Description of the task
Extract, exactly as written, the line that contains "What text is on this page?" and all lines after it through the end of the records. Omit pictures.

--- begin Data provided ---

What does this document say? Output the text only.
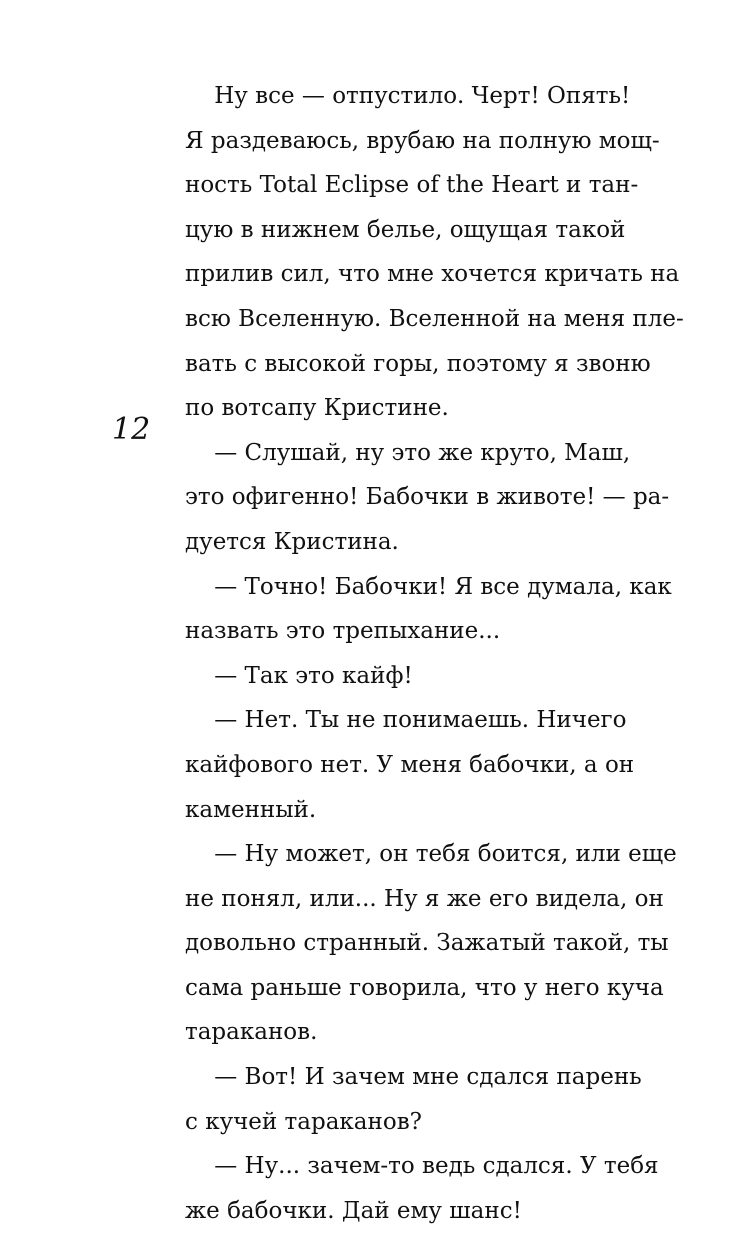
12
Ну все — отпустило. Черт! Опять!
Я раздеваюсь, врубаю на полную мощ-
ность Total Eclipse of the Heart и тан-
цую в нижнем белье, ощущая такой
прилив сил, что мне хочется кричать на
всю Вселенную. Вселенной на меня пле-
вать с высокой горы, поэтому я звоню
по вотсапу Кристине.
— Слушай, ну это же круто, Маш,
это офигенно! Бабочки в животе! — ра-
дуется Кристина.
— Точно! Бабочки! Я все думала, как
назвать это трепыхание...
— Так это кайф!
— Нет. Ты не понимаешь. Ничего
кайфового нет. У меня бабочки, а он
каменный.
— Ну может, он тебя боится, или еще
не понял, или... Ну я же его видела, он
довольно странный. Зажатый такой, ты
сама раньше говорила, что у него куча
тараканов.
— Вот! И зачем мне сдался парень
с кучей тараканов?
— Ну... зачем-то ведь сдался. У тебя
же бабочки. Дай ему шанс!
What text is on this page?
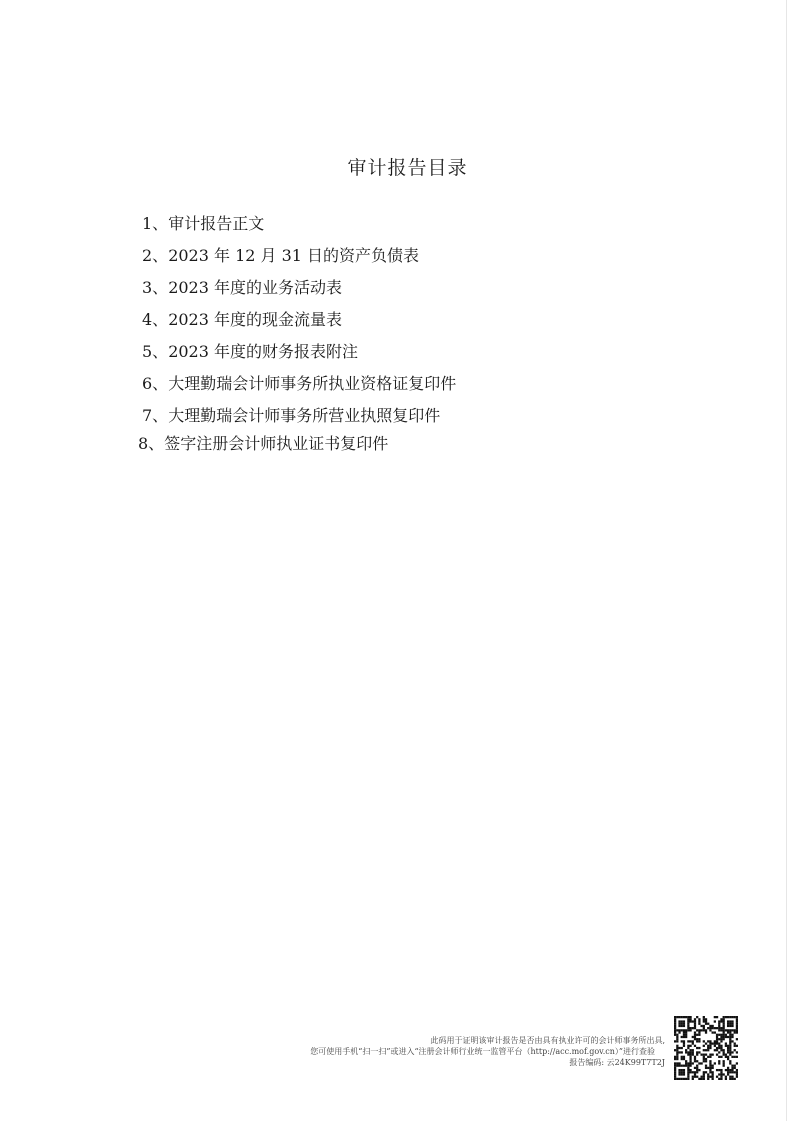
审计报告目录
1、审计报告正文
2、2023 年 12 月 31 日的资产负债表
3、2023 年度的业务活动表
4、2023 年度的现金流量表
5、2023 年度的财务报表附注
6、大理勤瑞会计师事务所执业资格证复印件
7、大理勤瑞会计师事务所营业执照复印件
8、签字注册会计师执业证书复印件
此码用于证明该审计报告是否由具有执业许可的会计师事务所出具,
您可使用手机“扫一扫”或进入“注册会计师行业统一监管平台（http://acc.mof.gov.cn）”进行查验
报告编码: 云24K99T7T2J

--- end Data provided ---

Full answer
What text is on this page?
审计报告目录
1、审计报告正文
2、2023 年 12 月 31 日的资产负债表
3、2023 年度的业务活动表
4、2023 年度的现金流量表
5、2023 年度的财务报表附注
6、大理勤瑞会计师事务所执业资格证复印件
7、大理勤瑞会计师事务所营业执照复印件
8、签字注册会计师执业证书复印件
此码用于证明该审计报告是否由具有执业许可的会计师事务所出具,
您可使用手机“扫一扫”或进入“注册会计师行业统一监管平台（http://acc.mof.gov.cn）”进行查验
报告编码: 云24K99T7T2J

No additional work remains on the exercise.